### REQUIRED TASK
Copy out all the records exactly.

### Items listed in a dataset
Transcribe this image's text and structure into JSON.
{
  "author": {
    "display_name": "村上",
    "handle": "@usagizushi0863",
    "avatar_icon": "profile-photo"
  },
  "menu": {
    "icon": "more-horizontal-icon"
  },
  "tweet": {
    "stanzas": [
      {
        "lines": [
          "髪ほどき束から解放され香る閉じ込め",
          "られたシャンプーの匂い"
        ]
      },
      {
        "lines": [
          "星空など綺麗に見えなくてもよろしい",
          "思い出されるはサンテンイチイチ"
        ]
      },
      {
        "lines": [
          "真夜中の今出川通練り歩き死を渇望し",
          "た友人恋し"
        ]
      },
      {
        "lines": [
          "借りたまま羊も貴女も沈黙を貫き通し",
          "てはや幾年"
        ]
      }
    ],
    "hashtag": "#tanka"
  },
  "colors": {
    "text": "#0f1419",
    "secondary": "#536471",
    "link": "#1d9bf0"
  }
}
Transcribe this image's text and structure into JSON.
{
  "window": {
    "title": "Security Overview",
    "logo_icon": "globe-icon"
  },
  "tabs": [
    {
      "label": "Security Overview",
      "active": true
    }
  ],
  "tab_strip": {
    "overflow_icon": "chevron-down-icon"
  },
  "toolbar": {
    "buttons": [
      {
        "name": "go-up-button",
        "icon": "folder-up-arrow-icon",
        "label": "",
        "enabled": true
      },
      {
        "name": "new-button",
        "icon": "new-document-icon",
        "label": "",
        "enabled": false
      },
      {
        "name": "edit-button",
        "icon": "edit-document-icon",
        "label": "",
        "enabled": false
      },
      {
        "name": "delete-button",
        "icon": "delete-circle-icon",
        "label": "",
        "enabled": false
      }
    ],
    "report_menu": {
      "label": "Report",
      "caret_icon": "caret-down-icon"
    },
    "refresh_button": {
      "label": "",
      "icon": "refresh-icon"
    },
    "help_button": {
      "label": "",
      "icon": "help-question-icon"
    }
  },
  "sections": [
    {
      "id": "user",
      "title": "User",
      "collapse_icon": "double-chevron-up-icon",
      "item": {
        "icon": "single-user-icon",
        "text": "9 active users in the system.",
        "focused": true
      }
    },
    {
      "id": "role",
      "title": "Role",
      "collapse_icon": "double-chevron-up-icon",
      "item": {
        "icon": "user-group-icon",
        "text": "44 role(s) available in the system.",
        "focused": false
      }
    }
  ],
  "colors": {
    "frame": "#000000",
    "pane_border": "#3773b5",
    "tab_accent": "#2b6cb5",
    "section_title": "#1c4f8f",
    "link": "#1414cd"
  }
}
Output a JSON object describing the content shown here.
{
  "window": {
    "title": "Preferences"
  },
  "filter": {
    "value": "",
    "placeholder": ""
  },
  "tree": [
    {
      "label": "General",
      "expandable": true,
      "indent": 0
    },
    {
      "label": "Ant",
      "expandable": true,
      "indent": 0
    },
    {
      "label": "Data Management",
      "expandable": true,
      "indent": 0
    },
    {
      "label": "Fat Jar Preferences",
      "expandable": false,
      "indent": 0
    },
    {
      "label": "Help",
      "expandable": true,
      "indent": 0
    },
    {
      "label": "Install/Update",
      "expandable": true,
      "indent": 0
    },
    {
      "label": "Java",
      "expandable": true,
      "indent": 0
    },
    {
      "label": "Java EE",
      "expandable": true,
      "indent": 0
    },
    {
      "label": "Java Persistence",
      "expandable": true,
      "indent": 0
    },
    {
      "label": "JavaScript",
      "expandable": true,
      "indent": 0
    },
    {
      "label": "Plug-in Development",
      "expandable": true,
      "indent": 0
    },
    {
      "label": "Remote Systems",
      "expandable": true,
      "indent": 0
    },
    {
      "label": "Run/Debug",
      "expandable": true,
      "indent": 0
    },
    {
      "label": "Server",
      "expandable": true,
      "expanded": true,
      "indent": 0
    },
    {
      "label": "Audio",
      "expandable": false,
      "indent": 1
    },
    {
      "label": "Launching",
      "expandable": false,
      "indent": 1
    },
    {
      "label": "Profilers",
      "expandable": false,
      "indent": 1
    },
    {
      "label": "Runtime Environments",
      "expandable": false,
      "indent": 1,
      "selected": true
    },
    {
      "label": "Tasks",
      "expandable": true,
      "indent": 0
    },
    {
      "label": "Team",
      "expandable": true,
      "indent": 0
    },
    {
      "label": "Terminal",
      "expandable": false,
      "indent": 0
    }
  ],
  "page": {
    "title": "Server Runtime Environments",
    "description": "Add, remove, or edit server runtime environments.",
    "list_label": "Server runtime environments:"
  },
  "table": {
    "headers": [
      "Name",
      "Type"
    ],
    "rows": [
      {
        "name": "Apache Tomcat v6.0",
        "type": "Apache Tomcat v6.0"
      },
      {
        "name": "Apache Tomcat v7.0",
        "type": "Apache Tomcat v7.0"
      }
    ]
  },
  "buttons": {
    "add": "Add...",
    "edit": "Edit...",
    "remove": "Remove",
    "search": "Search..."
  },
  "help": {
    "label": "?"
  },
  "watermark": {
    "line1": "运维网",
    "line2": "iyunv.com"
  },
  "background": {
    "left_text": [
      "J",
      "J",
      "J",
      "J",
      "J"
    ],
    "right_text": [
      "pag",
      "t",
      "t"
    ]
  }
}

### EXERCISE ANSWER
Transcribe this image's text and structure into JSON.
{
  "author": {
    "display_name": "村上",
    "handle": "@usagizushi0863",
    "avatar_icon": "profile-photo"
  },
  "menu": {
    "icon": "more-horizontal-icon"
  },
  "tweet": {
    "stanzas": [
      {
        "lines": [
          "髪ほどき束から解放され香る閉じ込め",
          "られたシャンプーの匂い"
        ]
      },
      {
        "lines": [
          "星空など綺麗に見えなくてもよろしい",
          "思い出されるはサンテンイチイチ"
        ]
      },
      {
        "lines": [
          "真夜中の今出川通練り歩き死を渇望し",
          "た友人恋し"
        ]
      },
      {
        "lines": [
          "借りたまま羊も貴女も沈黙を貫き通し",
          "てはや幾年"
        ]
      }
    ],
    "hashtag": "#tanka"
  },
  "colors": {
    "text": "#0f1419",
    "secondary": "#536471",
    "link": "#1d9bf0"
  }
}
Transcribe this image's text and structure into JSON.
{
  "window": {
    "title": "Security Overview",
    "logo_icon": "globe-icon"
  },
  "tabs": [
    {
      "label": "Security Overview",
      "active": true
    }
  ],
  "tab_strip": {
    "overflow_icon": "chevron-down-icon"
  },
  "toolbar": {
    "buttons": [
      {
        "name": "go-up-button",
        "icon": "folder-up-arrow-icon",
        "label": "",
        "enabled": true
      },
      {
        "name": "new-button",
        "icon": "new-document-icon",
        "label": "",
        "enabled": false
      },
      {
        "name": "edit-button",
        "icon": "edit-document-icon",
        "label": "",
        "enabled": false
      },
      {
        "name": "delete-button",
        "icon": "delete-circle-icon",
        "label": "",
        "enabled": false
      }
    ],
    "report_menu": {
      "label": "Report",
      "caret_icon": "caret-down-icon"
    },
    "refresh_button": {
      "label": "",
      "icon": "refresh-icon"
    },
    "help_button": {
      "label": "",
      "icon": "help-question-icon"
    }
  },
  "sections": [
    {
      "id": "user",
      "title": "User",
      "collapse_icon": "double-chevron-up-icon",
      "item": {
        "icon": "single-user-icon",
        "text": "9 active users in the system.",
        "focused": true
      }
    },
    {
      "id": "role",
      "title": "Role",
      "collapse_icon": "double-chevron-up-icon",
      "item": {
        "icon": "user-group-icon",
        "text": "44 role(s) available in the system.",
        "focused": false
      }
    }
  ],
  "colors": {
    "frame": "#000000",
    "pane_border": "#3773b5",
    "tab_accent": "#2b6cb5",
    "section_title": "#1c4f8f",
    "link": "#1414cd"
  }
}
Output a JSON object describing the content shown here.
{
  "window": {
    "title": "Preferences"
  },
  "filter": {
    "value": "",
    "placeholder": ""
  },
  "tree": [
    {
      "label": "General",
      "expandable": true,
      "indent": 0
    },
    {
      "label": "Ant",
      "expandable": true,
      "indent": 0
    },
    {
      "label": "Data Management",
      "expandable": true,
      "indent": 0
    },
    {
      "label": "Fat Jar Preferences",
      "expandable": false,
      "indent": 0
    },
    {
      "label": "Help",
      "expandable": true,
      "indent": 0
    },
    {
      "label": "Install/Update",
      "expandable": true,
      "indent": 0
    },
    {
      "label": "Java",
      "expandable": true,
      "indent": 0
    },
    {
      "label": "Java EE",
      "expandable": true,
      "indent": 0
    },
    {
      "label": "Java Persistence",
      "expandable": true,
      "indent": 0
    },
    {
      "label": "JavaScript",
      "expandable": true,
      "indent": 0
    },
    {
      "label": "Plug-in Development",
      "expandable": true,
      "indent": 0
    },
    {
      "label": "Remote Systems",
      "expandable": true,
      "indent": 0
    },
    {
      "label": "Run/Debug",
      "expandable": true,
      "indent": 0
    },
    {
      "label": "Server",
      "expandable": true,
      "expanded": true,
      "indent": 0
    },
    {
      "label": "Audio",
      "expandable": false,
      "indent": 1
    },
    {
      "label": "Launching",
      "expandable": false,
      "indent": 1
    },
    {
      "label": "Profilers",
      "expandable": false,
      "indent": 1
    },
    {
      "label": "Runtime Environments",
      "expandable": false,
      "indent": 1,
      "selected": true
    },
    {
      "label": "Tasks",
      "expandable": true,
      "indent": 0
    },
    {
      "label": "Team",
      "expandable": true,
      "indent": 0
    },
    {
      "label": "Terminal",
      "expandable": false,
      "indent": 0
    }
  ],
  "page": {
    "title": "Server Runtime Environments",
    "description": "Add, remove, or edit server runtime environments.",
    "list_label": "Server runtime environments:"
  },
  "table": {
    "headers": [
      "Name",
      "Type"
    ],
    "rows": [
      {
        "name": "Apache Tomcat v6.0",
        "type": "Apache Tomcat v6.0"
      },
      {
        "name": "Apache Tomcat v7.0",
        "type": "Apache Tomcat v7.0"
      }
    ]
  },
  "buttons": {
    "add": "Add...",
    "edit": "Edit...",
    "remove": "Remove",
    "search": "Search..."
  },
  "help": {
    "label": "?"
  },
  "watermark": {
    "line1": "运维网",
    "line2": "iyunv.com"
  },
  "background": {
    "left_text": [
      "J",
      "J",
      "J",
      "J",
      "J"
    ],
    "right_text": [
      "pag",
      "t",
      "t"
    ]
  }
}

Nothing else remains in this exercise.